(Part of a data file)
|---|

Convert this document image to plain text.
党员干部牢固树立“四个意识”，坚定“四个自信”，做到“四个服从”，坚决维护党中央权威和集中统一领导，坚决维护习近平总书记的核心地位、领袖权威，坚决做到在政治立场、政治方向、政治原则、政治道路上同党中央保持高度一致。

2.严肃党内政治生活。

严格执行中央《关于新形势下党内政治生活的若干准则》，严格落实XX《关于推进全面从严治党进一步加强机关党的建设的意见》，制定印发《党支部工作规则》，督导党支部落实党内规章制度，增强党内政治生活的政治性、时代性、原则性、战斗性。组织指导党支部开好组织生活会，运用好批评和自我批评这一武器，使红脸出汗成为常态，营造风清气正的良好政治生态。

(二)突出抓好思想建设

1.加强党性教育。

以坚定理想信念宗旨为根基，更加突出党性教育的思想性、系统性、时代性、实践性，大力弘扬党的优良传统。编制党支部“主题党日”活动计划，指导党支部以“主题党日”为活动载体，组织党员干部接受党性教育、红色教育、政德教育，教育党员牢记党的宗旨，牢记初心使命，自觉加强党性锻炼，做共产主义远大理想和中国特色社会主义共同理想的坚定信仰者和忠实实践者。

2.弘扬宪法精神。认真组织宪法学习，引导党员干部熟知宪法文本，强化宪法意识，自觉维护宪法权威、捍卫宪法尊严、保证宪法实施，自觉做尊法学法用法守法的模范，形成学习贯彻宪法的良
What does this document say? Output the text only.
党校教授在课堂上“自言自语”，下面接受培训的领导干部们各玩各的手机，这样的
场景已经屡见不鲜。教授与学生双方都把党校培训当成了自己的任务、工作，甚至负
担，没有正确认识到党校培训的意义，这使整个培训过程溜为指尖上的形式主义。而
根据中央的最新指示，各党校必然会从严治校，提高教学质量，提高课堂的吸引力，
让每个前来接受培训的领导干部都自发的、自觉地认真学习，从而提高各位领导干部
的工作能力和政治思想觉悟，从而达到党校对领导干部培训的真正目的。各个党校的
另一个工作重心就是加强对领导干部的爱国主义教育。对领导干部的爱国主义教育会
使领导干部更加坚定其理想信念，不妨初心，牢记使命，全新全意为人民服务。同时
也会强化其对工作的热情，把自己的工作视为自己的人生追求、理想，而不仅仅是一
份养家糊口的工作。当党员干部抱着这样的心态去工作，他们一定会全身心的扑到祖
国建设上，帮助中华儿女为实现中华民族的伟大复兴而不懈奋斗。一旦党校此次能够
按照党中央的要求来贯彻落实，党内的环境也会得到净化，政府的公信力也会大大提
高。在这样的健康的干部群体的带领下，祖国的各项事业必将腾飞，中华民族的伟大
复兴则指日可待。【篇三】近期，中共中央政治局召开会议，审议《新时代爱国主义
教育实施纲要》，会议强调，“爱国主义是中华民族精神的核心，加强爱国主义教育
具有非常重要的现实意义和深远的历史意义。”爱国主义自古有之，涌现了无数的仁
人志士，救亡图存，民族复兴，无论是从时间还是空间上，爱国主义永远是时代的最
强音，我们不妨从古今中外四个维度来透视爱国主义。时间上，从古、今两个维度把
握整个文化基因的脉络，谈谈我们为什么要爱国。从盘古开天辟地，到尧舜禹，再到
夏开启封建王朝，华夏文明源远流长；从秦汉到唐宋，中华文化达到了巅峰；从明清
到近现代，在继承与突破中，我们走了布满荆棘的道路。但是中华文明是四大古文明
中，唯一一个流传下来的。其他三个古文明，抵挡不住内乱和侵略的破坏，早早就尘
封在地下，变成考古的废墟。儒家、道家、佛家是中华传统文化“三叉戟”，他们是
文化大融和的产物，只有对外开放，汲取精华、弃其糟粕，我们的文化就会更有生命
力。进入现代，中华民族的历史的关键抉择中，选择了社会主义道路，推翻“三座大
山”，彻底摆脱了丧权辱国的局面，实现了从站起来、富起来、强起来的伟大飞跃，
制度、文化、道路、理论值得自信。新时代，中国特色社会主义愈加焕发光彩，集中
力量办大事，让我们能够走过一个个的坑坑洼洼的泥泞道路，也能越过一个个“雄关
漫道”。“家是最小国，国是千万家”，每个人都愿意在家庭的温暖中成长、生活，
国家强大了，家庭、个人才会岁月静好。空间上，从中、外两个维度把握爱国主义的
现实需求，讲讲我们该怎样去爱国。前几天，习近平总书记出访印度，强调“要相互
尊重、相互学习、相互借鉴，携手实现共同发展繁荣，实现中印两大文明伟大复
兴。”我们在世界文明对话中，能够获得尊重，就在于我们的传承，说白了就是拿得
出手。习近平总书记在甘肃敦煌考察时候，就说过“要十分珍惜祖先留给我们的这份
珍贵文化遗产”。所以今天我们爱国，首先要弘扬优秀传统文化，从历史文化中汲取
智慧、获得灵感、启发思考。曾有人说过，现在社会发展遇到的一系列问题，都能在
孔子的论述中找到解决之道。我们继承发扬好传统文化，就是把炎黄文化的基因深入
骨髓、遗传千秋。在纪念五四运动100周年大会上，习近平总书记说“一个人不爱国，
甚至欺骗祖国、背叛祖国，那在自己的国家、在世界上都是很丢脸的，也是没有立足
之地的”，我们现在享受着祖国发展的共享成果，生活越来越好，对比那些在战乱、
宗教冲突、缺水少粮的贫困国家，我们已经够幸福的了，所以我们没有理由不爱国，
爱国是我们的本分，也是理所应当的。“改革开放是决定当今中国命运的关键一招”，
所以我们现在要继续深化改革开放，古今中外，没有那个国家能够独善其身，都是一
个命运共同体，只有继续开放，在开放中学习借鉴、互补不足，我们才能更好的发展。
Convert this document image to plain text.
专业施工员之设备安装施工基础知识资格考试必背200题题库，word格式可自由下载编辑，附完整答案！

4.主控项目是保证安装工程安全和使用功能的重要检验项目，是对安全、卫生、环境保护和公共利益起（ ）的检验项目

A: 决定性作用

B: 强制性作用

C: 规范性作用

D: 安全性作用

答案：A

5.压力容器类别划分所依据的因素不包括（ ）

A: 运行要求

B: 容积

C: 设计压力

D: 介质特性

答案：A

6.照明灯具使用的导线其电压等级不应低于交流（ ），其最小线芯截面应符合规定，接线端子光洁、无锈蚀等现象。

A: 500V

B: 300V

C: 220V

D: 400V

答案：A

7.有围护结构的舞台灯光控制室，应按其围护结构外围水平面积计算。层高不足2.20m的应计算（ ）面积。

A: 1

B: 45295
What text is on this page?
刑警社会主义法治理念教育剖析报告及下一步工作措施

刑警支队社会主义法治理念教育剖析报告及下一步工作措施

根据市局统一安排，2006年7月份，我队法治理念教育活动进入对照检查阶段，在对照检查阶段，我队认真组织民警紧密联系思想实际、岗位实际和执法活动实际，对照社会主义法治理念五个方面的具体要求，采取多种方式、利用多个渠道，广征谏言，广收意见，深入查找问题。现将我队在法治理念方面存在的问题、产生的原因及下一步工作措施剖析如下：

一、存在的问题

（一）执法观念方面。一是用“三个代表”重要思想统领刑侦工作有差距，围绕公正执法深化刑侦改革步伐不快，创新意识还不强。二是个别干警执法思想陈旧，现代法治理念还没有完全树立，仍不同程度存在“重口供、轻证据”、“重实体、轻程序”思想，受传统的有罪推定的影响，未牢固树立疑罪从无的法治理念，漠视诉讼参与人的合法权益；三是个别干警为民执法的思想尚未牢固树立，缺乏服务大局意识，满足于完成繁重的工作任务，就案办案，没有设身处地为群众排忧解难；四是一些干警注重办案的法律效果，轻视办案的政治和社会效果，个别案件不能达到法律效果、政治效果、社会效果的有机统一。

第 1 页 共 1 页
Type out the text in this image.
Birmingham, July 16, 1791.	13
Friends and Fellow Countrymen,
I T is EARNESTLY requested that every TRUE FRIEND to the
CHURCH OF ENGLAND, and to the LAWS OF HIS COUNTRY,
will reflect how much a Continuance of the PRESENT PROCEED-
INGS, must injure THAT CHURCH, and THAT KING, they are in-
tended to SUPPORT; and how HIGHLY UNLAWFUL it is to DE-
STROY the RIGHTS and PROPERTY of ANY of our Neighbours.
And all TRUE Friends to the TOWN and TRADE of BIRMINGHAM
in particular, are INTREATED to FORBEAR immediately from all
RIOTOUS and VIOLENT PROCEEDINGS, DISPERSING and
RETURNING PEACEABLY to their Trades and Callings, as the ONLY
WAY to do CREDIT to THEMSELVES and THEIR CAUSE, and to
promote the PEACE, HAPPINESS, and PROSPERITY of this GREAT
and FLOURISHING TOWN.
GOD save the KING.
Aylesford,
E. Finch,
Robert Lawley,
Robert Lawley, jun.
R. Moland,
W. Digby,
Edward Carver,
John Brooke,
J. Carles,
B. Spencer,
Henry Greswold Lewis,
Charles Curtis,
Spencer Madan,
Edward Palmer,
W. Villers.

|---|

* **EXERCISE PROMPT**: Your answer should be a single number: how many lines in the data above include "text"?

* **COMPLETE OUTPUT**: 5